Task description
What follows is a block of records; reproduce all of it verbatim.

Extracted entries

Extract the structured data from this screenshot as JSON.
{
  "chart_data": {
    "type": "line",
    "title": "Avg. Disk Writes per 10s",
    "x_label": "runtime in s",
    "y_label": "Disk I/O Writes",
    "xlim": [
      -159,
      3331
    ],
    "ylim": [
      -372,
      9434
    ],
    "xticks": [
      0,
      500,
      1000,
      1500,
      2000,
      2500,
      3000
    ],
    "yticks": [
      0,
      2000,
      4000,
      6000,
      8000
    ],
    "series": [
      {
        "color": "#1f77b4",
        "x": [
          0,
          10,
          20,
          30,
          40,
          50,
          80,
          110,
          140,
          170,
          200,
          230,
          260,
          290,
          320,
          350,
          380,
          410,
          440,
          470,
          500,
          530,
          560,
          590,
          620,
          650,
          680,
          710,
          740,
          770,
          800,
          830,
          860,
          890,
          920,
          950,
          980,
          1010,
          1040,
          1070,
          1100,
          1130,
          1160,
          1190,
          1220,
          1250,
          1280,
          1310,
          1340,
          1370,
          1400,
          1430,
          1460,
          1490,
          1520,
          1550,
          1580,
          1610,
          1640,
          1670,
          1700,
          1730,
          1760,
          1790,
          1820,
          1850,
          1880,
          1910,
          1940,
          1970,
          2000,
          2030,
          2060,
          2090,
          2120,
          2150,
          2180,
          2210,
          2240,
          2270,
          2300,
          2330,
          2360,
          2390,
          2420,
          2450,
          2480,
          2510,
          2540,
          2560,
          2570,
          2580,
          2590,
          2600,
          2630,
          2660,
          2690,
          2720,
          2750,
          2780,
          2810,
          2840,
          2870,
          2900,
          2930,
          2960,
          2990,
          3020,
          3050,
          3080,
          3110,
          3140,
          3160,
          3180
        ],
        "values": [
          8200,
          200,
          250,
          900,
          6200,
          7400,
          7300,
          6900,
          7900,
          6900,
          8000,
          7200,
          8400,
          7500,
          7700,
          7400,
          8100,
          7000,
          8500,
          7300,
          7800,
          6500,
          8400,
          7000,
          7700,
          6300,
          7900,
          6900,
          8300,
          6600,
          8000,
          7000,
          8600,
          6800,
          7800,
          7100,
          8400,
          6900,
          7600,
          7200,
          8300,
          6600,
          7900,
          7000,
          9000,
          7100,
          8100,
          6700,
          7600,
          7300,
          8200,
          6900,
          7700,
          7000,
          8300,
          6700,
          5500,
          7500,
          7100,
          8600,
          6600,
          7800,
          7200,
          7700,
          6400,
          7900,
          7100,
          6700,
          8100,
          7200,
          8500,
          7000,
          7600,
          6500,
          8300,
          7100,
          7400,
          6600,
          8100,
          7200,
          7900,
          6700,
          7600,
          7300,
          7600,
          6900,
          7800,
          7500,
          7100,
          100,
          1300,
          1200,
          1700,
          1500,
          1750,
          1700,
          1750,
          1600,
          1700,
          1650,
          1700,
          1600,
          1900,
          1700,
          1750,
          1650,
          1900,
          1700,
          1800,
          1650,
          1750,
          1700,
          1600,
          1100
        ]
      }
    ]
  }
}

Full output
Extract the structured data from this screenshot as JSON.
{
  "chart_data": {
    "type": "line",
    "title": "Avg. Disk Writes per 10s",
    "x_label": "runtime in s",
    "y_label": "Disk I/O Writes",
    "xlim": [
      -159,
      3331
    ],
    "ylim": [
      -372,
      9434
    ],
    "xticks": [
      0,
      500,
      1000,
      1500,
      2000,
      2500,
      3000
    ],
    "yticks": [
      0,
      2000,
      4000,
      6000,
      8000
    ],
    "series": [
      {
        "color": "#1f77b4",
        "x": [
          0,
          10,
          20,
          30,
          40,
          50,
          80,
          110,
          140,
          170,
          200,
          230,
          260,
          290,
          320,
          350,
          380,
          410,
          440,
          470,
          500,
          530,
          560,
          590,
          620,
          650,
          680,
          710,
          740,
          770,
          800,
          830,
          860,
          890,
          920,
          950,
          980,
          1010,
          1040,
          1070,
          1100,
          1130,
          1160,
          1190,
          1220,
          1250,
          1280,
          1310,
          1340,
          1370,
          1400,
          1430,
          1460,
          1490,
          1520,
          1550,
          1580,
          1610,
          1640,
          1670,
          1700,
          1730,
          1760,
          1790,
          1820,
          1850,
          1880,
          1910,
          1940,
          1970,
          2000,
          2030,
          2060,
          2090,
          2120,
          2150,
          2180,
          2210,
          2240,
          2270,
          2300,
          2330,
          2360,
          2390,
          2420,
          2450,
          2480,
          2510,
          2540,
          2560,
          2570,
          2580,
          2590,
          2600,
          2630,
          2660,
          2690,
          2720,
          2750,
          2780,
          2810,
          2840,
          2870,
          2900,
          2930,
          2960,
          2990,
          3020,
          3050,
          3080,
          3110,
          3140,
          3160,
          3180
        ],
        "values": [
          8200,
          200,
          250,
          900,
          6200,
          7400,
          7300,
          6900,
          7900,
          6900,
          8000,
          7200,
          8400,
          7500,
          7700,
          7400,
          8100,
          7000,
          8500,
          7300,
          7800,
          6500,
          8400,
          7000,
          7700,
          6300,
          7900,
          6900,
          8300,
          6600,
          8000,
          7000,
          8600,
          6800,
          7800,
          7100,
          8400,
          6900,
          7600,
          7200,
          8300,
          6600,
          7900,
          7000,
          9000,
          7100,
          8100,
          6700,
          7600,
          7300,
          8200,
          6900,
          7700,
          7000,
          8300,
          6700,
          5500,
          7500,
          7100,
          8600,
          6600,
          7800,
          7200,
          7700,
          6400,
          7900,
          7100,
          6700,
          8100,
          7200,
          8500,
          7000,
          7600,
          6500,
          8300,
          7100,
          7400,
          6600,
          8100,
          7200,
          7900,
          6700,
          7600,
          7300,
          7600,
          6900,
          7800,
          7500,
          7100,
          100,
          1300,
          1200,
          1700,
          1500,
          1750,
          1700,
          1750,
          1600,
          1700,
          1650,
          1700,
          1600,
          1900,
          1700,
          1750,
          1650,
          1900,
          1700,
          1800,
          1650,
          1750,
          1700,
          1600,
          1100
        ]
      }
    ]
  }
}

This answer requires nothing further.